Short exercise -
Quote each line exactly, from the line that contains "Type out the text in this image." down to the last line of the listing, and no other lines.

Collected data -

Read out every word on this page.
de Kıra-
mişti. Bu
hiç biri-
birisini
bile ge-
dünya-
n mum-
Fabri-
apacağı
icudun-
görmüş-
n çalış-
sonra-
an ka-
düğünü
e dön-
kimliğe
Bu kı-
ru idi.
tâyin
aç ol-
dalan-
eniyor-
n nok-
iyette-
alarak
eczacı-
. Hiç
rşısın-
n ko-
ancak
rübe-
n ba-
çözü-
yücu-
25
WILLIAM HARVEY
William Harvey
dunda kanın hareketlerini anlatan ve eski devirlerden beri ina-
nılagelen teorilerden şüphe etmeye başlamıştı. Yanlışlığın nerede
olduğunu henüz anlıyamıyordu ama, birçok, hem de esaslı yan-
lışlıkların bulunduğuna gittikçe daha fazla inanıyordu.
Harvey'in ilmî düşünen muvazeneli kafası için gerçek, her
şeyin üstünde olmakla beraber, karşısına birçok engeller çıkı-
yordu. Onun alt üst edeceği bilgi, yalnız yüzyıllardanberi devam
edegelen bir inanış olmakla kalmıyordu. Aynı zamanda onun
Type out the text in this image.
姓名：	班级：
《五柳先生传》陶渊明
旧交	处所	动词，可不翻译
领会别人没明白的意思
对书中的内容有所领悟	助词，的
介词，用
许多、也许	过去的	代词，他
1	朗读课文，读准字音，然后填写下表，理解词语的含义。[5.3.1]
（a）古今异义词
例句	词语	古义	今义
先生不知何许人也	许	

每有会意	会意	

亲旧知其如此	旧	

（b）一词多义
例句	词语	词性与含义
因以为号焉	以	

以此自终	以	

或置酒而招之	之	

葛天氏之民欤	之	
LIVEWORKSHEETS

Response -
Type out the text in this image.
姓名：	班级：
《五柳先生传》陶渊明
旧交	处所	动词，可不翻译
领会别人没明白的意思
对书中的内容有所领悟	助词，的
介词，用
许多、也许	过去的	代词，他
1	朗读课文，读准字音，然后填写下表，理解词语的含义。[5.3.1]
（a）古今异义词
例句	词语	古义	今义
先生不知何许人也	许	

每有会意	会意	

亲旧知其如此	旧	

（b）一词多义
例句	词语	词性与含义
因以为号焉	以	

以此自终	以	

或置酒而招之	之	

葛天氏之民欤	之	
LIVEWORKSHEETS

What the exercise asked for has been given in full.